Task objective. Without the images, output each record below as it stands.
>> Start Records shown
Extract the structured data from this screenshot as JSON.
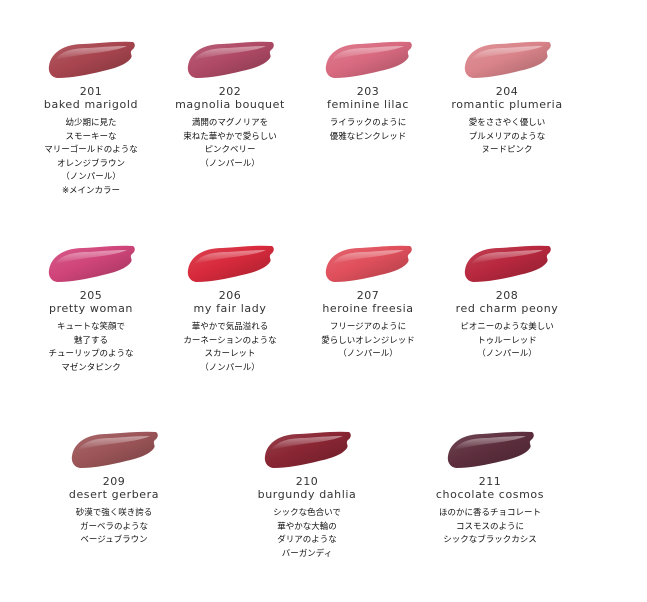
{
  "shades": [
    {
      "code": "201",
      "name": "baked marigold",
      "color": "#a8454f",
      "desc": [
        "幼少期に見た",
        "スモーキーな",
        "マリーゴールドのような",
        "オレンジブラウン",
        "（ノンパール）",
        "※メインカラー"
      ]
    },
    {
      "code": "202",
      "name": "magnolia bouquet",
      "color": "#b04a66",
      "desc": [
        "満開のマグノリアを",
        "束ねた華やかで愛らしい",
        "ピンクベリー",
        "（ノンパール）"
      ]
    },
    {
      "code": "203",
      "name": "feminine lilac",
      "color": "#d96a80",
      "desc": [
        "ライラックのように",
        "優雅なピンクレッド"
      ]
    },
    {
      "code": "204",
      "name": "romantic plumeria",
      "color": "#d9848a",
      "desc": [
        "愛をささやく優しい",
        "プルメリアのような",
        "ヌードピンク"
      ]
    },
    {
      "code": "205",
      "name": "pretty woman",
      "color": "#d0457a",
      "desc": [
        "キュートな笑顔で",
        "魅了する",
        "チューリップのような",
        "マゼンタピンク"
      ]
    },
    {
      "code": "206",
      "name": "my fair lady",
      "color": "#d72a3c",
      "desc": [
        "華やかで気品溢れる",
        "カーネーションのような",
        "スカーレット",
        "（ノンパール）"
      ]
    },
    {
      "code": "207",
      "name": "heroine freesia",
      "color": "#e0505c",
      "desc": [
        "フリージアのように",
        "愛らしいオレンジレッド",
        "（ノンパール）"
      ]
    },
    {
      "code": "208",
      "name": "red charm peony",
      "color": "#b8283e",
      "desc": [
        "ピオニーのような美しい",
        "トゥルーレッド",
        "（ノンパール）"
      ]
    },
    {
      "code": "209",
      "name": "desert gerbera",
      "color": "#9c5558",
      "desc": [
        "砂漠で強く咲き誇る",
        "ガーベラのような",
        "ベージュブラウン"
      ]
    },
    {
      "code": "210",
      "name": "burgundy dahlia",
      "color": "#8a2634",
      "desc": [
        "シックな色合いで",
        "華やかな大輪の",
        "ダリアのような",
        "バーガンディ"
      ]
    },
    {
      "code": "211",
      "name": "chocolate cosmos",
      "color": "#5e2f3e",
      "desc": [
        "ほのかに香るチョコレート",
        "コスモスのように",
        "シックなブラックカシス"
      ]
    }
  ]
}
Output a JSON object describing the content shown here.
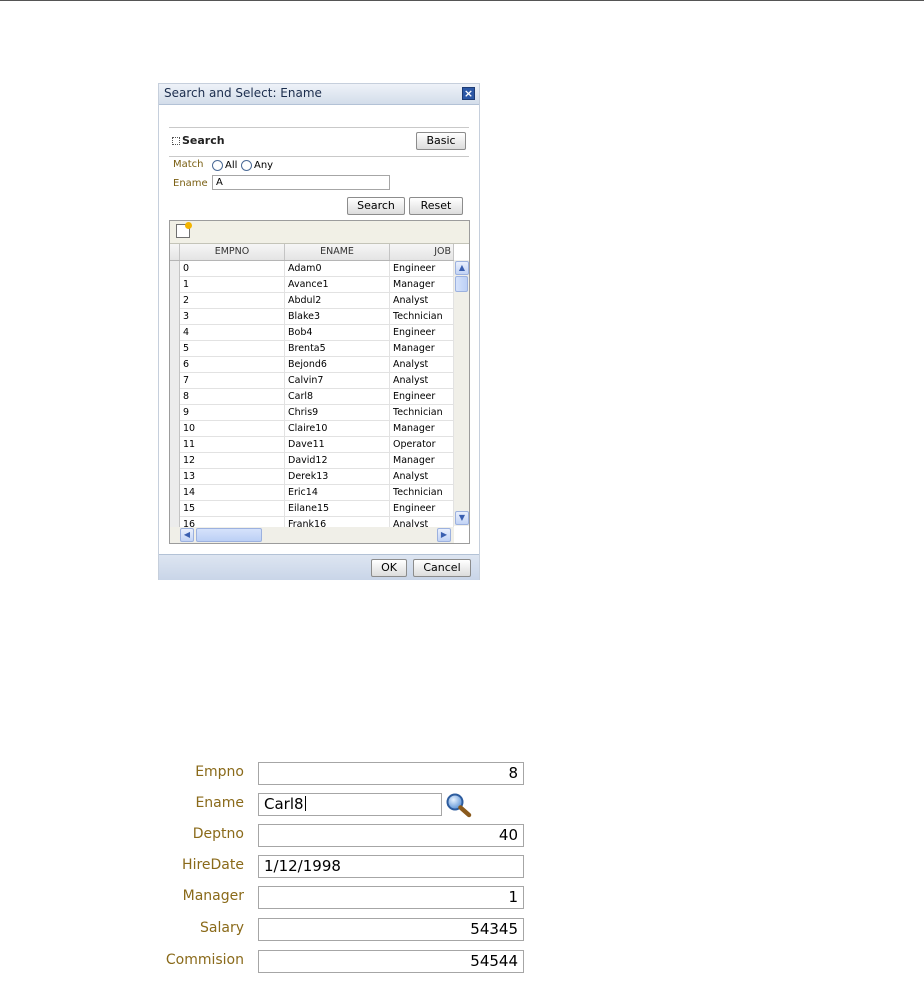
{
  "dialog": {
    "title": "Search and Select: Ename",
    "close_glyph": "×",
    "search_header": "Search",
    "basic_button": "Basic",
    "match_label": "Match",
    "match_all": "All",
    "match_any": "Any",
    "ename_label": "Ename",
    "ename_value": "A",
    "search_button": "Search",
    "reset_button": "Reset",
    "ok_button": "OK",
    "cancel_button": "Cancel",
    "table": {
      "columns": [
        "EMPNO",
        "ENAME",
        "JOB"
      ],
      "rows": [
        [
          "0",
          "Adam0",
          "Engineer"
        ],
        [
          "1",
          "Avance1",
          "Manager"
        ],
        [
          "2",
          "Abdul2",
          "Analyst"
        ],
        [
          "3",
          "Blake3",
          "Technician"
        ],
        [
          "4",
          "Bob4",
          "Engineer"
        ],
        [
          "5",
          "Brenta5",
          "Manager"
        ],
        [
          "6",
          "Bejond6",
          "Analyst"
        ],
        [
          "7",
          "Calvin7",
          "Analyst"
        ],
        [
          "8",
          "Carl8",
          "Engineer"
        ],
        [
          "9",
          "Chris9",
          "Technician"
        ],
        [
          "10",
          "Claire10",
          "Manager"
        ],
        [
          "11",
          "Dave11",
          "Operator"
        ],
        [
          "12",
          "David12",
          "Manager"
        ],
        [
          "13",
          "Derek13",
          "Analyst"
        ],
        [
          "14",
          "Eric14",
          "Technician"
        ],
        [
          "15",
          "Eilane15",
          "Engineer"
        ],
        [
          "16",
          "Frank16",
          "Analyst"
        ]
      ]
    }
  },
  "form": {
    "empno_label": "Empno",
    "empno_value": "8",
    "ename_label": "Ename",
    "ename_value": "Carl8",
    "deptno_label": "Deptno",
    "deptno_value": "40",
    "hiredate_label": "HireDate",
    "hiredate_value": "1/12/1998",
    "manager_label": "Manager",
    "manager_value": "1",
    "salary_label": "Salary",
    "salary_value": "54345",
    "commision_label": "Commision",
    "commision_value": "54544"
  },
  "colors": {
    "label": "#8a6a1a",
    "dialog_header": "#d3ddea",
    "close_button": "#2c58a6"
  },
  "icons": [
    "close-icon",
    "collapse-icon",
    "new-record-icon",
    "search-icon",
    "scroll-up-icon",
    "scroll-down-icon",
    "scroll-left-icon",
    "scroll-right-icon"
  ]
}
>> End Records shown
Task output.
Extract the structured data from this screenshot as JSON.
{
  "shades": [
    {
      "code": "201",
      "name": "baked marigold",
      "color": "#a8454f",
      "desc": [
        "幼少期に見た",
        "スモーキーな",
        "マリーゴールドのような",
        "オレンジブラウン",
        "（ノンパール）",
        "※メインカラー"
      ]
    },
    {
      "code": "202",
      "name": "magnolia bouquet",
      "color": "#b04a66",
      "desc": [
        "満開のマグノリアを",
        "束ねた華やかで愛らしい",
        "ピンクベリー",
        "（ノンパール）"
      ]
    },
    {
      "code": "203",
      "name": "feminine lilac",
      "color": "#d96a80",
      "desc": [
        "ライラックのように",
        "優雅なピンクレッド"
      ]
    },
    {
      "code": "204",
      "name": "romantic plumeria",
      "color": "#d9848a",
      "desc": [
        "愛をささやく優しい",
        "プルメリアのような",
        "ヌードピンク"
      ]
    },
    {
      "code": "205",
      "name": "pretty woman",
      "color": "#d0457a",
      "desc": [
        "キュートな笑顔で",
        "魅了する",
        "チューリップのような",
        "マゼンタピンク"
      ]
    },
    {
      "code": "206",
      "name": "my fair lady",
      "color": "#d72a3c",
      "desc": [
        "華やかで気品溢れる",
        "カーネーションのような",
        "スカーレット",
        "（ノンパール）"
      ]
    },
    {
      "code": "207",
      "name": "heroine freesia",
      "color": "#e0505c",
      "desc": [
        "フリージアのように",
        "愛らしいオレンジレッド",
        "（ノンパール）"
      ]
    },
    {
      "code": "208",
      "name": "red charm peony",
      "color": "#b8283e",
      "desc": [
        "ピオニーのような美しい",
        "トゥルーレッド",
        "（ノンパール）"
      ]
    },
    {
      "code": "209",
      "name": "desert gerbera",
      "color": "#9c5558",
      "desc": [
        "砂漠で強く咲き誇る",
        "ガーベラのような",
        "ベージュブラウン"
      ]
    },
    {
      "code": "210",
      "name": "burgundy dahlia",
      "color": "#8a2634",
      "desc": [
        "シックな色合いで",
        "華やかな大輪の",
        "ダリアのような",
        "バーガンディ"
      ]
    },
    {
      "code": "211",
      "name": "chocolate cosmos",
      "color": "#5e2f3e",
      "desc": [
        "ほのかに香るチョコレート",
        "コスモスのように",
        "シックなブラックカシス"
      ]
    }
  ]
}
Output a JSON object describing the content shown here.
{
  "dialog": {
    "title": "Search and Select: Ename",
    "close_glyph": "×",
    "search_header": "Search",
    "basic_button": "Basic",
    "match_label": "Match",
    "match_all": "All",
    "match_any": "Any",
    "ename_label": "Ename",
    "ename_value": "A",
    "search_button": "Search",
    "reset_button": "Reset",
    "ok_button": "OK",
    "cancel_button": "Cancel",
    "table": {
      "columns": [
        "EMPNO",
        "ENAME",
        "JOB"
      ],
      "rows": [
        [
          "0",
          "Adam0",
          "Engineer"
        ],
        [
          "1",
          "Avance1",
          "Manager"
        ],
        [
          "2",
          "Abdul2",
          "Analyst"
        ],
        [
          "3",
          "Blake3",
          "Technician"
        ],
        [
          "4",
          "Bob4",
          "Engineer"
        ],
        [
          "5",
          "Brenta5",
          "Manager"
        ],
        [
          "6",
          "Bejond6",
          "Analyst"
        ],
        [
          "7",
          "Calvin7",
          "Analyst"
        ],
        [
          "8",
          "Carl8",
          "Engineer"
        ],
        [
          "9",
          "Chris9",
          "Technician"
        ],
        [
          "10",
          "Claire10",
          "Manager"
        ],
        [
          "11",
          "Dave11",
          "Operator"
        ],
        [
          "12",
          "David12",
          "Manager"
        ],
        [
          "13",
          "Derek13",
          "Analyst"
        ],
        [
          "14",
          "Eric14",
          "Technician"
        ],
        [
          "15",
          "Eilane15",
          "Engineer"
        ],
        [
          "16",
          "Frank16",
          "Analyst"
        ]
      ]
    }
  },
  "form": {
    "empno_label": "Empno",
    "empno_value": "8",
    "ename_label": "Ename",
    "ename_value": "Carl8",
    "deptno_label": "Deptno",
    "deptno_value": "40",
    "hiredate_label": "HireDate",
    "hiredate_value": "1/12/1998",
    "manager_label": "Manager",
    "manager_value": "1",
    "salary_label": "Salary",
    "salary_value": "54345",
    "commision_label": "Commision",
    "commision_value": "54544"
  },
  "colors": {
    "label": "#8a6a1a",
    "dialog_header": "#d3ddea",
    "close_button": "#2c58a6"
  },
  "icons": [
    "close-icon",
    "collapse-icon",
    "new-record-icon",
    "search-icon",
    "scroll-up-icon",
    "scroll-down-icon",
    "scroll-left-icon",
    "scroll-right-icon"
  ]
}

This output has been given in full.